◆ **REQUEST**
Find the lines of data that contain the string "title", then list them.

◆ **GIVEN DATA**
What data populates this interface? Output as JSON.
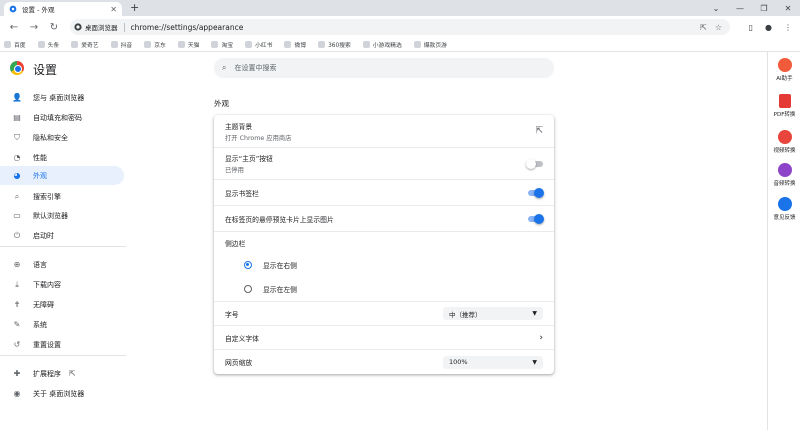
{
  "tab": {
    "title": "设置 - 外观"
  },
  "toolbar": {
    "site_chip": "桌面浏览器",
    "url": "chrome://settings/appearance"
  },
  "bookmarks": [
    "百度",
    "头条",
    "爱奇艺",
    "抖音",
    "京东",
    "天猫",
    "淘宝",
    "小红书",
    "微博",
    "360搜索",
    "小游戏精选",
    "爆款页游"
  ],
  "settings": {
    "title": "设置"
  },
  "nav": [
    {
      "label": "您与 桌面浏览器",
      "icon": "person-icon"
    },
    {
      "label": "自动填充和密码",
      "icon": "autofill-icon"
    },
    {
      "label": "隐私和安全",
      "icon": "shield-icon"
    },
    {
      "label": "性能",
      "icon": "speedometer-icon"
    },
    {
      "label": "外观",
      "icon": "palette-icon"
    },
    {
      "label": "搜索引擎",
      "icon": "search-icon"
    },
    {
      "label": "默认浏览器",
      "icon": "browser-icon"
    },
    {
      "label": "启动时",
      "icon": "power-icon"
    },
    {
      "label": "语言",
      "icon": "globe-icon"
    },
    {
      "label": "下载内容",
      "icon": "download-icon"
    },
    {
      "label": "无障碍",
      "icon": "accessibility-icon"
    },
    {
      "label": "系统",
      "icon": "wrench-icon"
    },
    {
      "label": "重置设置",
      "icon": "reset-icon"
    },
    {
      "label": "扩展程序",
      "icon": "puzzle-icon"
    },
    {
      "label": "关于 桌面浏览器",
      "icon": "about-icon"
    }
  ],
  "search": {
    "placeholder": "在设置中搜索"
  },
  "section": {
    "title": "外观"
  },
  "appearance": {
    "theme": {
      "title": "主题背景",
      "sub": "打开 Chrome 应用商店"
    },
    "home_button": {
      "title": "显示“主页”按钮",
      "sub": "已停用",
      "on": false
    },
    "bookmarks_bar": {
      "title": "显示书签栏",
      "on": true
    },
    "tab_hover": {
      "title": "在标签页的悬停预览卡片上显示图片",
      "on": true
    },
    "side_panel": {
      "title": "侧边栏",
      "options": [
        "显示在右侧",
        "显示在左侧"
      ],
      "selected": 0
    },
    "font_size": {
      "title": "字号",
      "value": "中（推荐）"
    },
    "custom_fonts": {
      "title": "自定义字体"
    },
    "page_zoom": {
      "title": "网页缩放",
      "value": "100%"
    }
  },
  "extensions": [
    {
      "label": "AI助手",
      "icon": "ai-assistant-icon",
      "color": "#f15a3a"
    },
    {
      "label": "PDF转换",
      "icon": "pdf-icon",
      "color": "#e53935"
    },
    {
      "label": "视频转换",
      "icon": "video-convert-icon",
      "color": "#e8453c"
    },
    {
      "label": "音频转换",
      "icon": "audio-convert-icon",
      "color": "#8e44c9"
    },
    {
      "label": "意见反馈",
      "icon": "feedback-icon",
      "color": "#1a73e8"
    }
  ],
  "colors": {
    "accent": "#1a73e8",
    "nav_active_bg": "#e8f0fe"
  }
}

---

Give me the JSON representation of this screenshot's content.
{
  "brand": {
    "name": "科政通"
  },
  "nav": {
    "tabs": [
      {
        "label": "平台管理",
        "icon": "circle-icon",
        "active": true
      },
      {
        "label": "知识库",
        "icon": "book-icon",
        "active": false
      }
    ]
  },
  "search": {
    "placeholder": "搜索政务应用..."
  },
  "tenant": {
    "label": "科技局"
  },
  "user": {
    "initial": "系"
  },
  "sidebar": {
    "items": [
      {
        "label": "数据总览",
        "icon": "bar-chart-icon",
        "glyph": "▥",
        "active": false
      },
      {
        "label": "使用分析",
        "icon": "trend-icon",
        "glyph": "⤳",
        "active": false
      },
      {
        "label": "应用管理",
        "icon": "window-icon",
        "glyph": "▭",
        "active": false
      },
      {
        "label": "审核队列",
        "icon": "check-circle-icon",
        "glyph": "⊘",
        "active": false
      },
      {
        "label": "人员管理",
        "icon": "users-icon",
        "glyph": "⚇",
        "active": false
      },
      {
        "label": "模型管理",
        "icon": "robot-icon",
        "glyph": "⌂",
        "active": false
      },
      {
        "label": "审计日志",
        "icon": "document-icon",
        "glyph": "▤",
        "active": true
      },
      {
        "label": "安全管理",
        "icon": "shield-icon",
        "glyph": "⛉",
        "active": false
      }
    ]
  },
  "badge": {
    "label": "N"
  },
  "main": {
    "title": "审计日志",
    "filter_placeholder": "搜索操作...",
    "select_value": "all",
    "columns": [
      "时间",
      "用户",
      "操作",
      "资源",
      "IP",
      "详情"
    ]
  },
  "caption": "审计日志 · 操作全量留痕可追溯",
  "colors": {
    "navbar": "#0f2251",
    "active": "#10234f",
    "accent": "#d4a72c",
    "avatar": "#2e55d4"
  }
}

◆ **SOLVED EXERCISE**
    "title": "设置 - 外观"
    "title": "设置"
    "title": "外观"
      "title": "主题背景",
      "title": "显示“主页”按钮",
      "title": "显示书签栏",
      "title": "在标签页的悬停预览卡片上显示图片",
      "title": "侧边栏",
      "title": "字号",
      "title": "自定义字体"
      "title": "网页缩放",
    "title": "审计日志",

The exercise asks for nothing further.